(WHAT THIS TASK INVOLVES): Set down the material once more, exactly as it appears.

(RECORDS FOR THE EXERCISE):
--------

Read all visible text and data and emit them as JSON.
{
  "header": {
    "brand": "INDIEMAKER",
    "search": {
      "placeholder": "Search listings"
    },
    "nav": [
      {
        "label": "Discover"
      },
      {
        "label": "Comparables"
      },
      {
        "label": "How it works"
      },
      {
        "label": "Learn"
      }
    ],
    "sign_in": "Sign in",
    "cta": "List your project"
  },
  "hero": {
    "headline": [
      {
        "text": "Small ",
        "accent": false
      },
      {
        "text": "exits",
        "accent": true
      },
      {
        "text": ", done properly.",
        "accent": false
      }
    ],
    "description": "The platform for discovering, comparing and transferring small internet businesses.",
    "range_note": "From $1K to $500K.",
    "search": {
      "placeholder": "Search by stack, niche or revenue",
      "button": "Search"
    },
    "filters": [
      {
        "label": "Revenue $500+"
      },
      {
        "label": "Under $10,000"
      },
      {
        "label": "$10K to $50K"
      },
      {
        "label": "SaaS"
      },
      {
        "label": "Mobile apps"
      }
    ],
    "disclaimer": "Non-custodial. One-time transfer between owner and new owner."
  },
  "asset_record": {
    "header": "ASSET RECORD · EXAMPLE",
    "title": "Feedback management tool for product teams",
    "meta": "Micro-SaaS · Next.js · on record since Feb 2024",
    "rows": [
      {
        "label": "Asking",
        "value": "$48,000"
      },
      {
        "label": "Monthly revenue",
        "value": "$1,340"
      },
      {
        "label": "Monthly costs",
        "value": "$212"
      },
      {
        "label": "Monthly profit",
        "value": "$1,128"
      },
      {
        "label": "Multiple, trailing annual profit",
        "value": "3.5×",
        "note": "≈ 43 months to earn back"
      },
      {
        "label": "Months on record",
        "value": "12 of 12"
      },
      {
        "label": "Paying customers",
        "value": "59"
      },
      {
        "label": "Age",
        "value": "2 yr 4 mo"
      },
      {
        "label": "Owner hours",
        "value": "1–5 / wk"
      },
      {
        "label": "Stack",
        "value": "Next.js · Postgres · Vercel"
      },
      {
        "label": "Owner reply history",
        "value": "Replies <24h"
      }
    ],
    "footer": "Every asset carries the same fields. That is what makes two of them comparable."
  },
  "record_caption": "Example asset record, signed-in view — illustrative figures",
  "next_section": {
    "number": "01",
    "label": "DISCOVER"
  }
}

--------

(ANSWER BELOW):
Read all visible text and data and emit them as JSON.
{
  "header": {
    "brand": "INDIEMAKER",
    "search": {
      "placeholder": "Search listings"
    },
    "nav": [
      {
        "label": "Discover"
      },
      {
        "label": "Comparables"
      },
      {
        "label": "How it works"
      },
      {
        "label": "Learn"
      }
    ],
    "sign_in": "Sign in",
    "cta": "List your project"
  },
  "hero": {
    "headline": [
      {
        "text": "Small ",
        "accent": false
      },
      {
        "text": "exits",
        "accent": true
      },
      {
        "text": ", done properly.",
        "accent": false
      }
    ],
    "description": "The platform for discovering, comparing and transferring small internet businesses.",
    "range_note": "From $1K to $500K.",
    "search": {
      "placeholder": "Search by stack, niche or revenue",
      "button": "Search"
    },
    "filters": [
      {
        "label": "Revenue $500+"
      },
      {
        "label": "Under $10,000"
      },
      {
        "label": "$10K to $50K"
      },
      {
        "label": "SaaS"
      },
      {
        "label": "Mobile apps"
      }
    ],
    "disclaimer": "Non-custodial. One-time transfer between owner and new owner."
  },
  "asset_record": {
    "header": "ASSET RECORD · EXAMPLE",
    "title": "Feedback management tool for product teams",
    "meta": "Micro-SaaS · Next.js · on record since Feb 2024",
    "rows": [
      {
        "label": "Asking",
        "value": "$48,000"
      },
      {
        "label": "Monthly revenue",
        "value": "$1,340"
      },
      {
        "label": "Monthly costs",
        "value": "$212"
      },
      {
        "label": "Monthly profit",
        "value": "$1,128"
      },
      {
        "label": "Multiple, trailing annual profit",
        "value": "3.5×",
        "note": "≈ 43 months to earn back"
      },
      {
        "label": "Months on record",
        "value": "12 of 12"
      },
      {
        "label": "Paying customers",
        "value": "59"
      },
      {
        "label": "Age",
        "value": "2 yr 4 mo"
      },
      {
        "label": "Owner hours",
        "value": "1–5 / wk"
      },
      {
        "label": "Stack",
        "value": "Next.js · Postgres · Vercel"
      },
      {
        "label": "Owner reply history",
        "value": "Replies <24h"
      }
    ],
    "footer": "Every asset carries the same fields. That is what makes two of them comparable."
  },
  "record_caption": "Example asset record, signed-in view — illustrative figures",
  "next_section": {
    "number": "01",
    "label": "DISCOVER"
  }
}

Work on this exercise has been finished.